**What the exercise asks**
Extract every line from the records below that contains the word "this".

# START OF Records provided

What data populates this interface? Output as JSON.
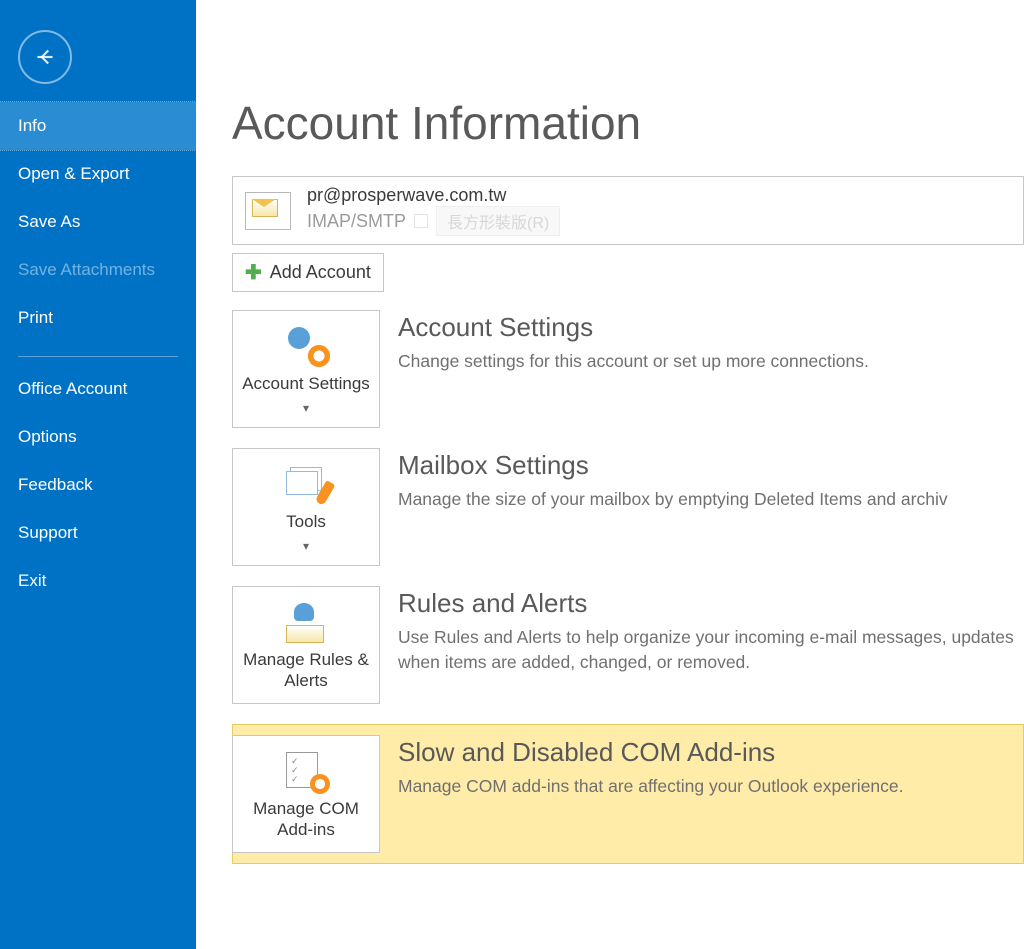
{
  "page_title": "Account Information",
  "account": {
    "email": "pr@prosperwave.com.tw",
    "type": "IMAP/SMTP",
    "ghost_label": "長方形裝版(R)"
  },
  "add_account_label": "Add Account",
  "sidebar": {
    "items": [
      {
        "label": "Info",
        "state": "selected"
      },
      {
        "label": "Open & Export",
        "state": "normal"
      },
      {
        "label": "Save As",
        "state": "normal"
      },
      {
        "label": "Save Attachments",
        "state": "disabled"
      },
      {
        "label": "Print",
        "state": "normal"
      },
      {
        "label": "Office Account",
        "state": "normal"
      },
      {
        "label": "Options",
        "state": "normal"
      },
      {
        "label": "Feedback",
        "state": "normal"
      },
      {
        "label": "Support",
        "state": "normal"
      },
      {
        "label": "Exit",
        "state": "normal"
      }
    ]
  },
  "sections": [
    {
      "tile_label": "Account Settings",
      "tile_caret": "▾",
      "title": "Account Settings",
      "desc": "Change settings for this account or set up more connections."
    },
    {
      "tile_label": "Tools",
      "tile_caret": "▾",
      "title": "Mailbox Settings",
      "desc": "Manage the size of your mailbox by emptying Deleted Items and archiv"
    },
    {
      "tile_label": "Manage Rules & Alerts",
      "tile_caret": "",
      "title": "Rules and Alerts",
      "desc": "Use Rules and Alerts to help organize your incoming e-mail messages, updates when items are added, changed, or removed."
    },
    {
      "tile_label": "Manage COM Add-ins",
      "tile_caret": "",
      "title": "Slow and Disabled COM Add-ins",
      "desc": "Manage COM add-ins that are affecting your Outlook experience.",
      "highlight": true
    }
  ],
  "colors": {
    "sidebar_bg": "#0072c6",
    "highlight_bg": "#ffeca8"
  }
}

# END OF Records provided

**Task output**
What data populates this interface? Output as JSON.
      "desc": "Change settings for this account or set up more connections."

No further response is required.